Written exercise – Look through the records below, and copy out every line that holds the string "marker".

(Rows from a figure dataset)
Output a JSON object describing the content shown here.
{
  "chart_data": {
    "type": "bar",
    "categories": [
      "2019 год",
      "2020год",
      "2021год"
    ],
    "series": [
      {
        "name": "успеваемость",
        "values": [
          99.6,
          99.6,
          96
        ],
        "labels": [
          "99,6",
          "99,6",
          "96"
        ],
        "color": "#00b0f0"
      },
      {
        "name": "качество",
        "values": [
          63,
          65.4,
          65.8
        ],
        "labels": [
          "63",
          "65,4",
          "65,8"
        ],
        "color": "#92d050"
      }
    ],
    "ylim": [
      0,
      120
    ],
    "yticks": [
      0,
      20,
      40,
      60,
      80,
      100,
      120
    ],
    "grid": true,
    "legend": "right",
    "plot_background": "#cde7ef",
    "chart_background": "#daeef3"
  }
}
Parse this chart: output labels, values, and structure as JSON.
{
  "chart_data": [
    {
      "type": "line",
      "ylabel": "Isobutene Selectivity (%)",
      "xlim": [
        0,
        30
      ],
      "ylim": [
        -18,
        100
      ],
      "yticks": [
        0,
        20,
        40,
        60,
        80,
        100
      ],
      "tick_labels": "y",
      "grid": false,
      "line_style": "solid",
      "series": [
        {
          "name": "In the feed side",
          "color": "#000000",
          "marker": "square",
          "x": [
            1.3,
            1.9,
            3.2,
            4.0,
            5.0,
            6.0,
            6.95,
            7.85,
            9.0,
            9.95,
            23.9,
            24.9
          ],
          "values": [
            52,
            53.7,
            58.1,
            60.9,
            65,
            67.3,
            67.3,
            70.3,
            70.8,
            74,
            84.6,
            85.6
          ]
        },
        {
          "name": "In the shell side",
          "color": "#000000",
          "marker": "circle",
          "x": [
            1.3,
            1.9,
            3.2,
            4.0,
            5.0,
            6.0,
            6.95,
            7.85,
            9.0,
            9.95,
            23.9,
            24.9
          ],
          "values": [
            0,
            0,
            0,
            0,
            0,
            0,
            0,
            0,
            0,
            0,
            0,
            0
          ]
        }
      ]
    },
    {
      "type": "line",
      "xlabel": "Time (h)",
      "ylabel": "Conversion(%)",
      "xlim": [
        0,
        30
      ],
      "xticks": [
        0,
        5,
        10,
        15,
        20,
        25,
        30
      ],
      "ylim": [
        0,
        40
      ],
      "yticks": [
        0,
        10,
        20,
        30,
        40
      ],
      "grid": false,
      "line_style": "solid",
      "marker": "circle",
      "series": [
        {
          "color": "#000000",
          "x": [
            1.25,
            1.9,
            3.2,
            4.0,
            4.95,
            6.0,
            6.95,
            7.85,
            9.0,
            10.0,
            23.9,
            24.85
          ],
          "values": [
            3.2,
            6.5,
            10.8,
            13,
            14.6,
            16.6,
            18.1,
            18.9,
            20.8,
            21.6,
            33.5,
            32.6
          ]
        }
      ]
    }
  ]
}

Final answer –
          "marker": "square",
          "marker": "circle",
      "marker": "circle",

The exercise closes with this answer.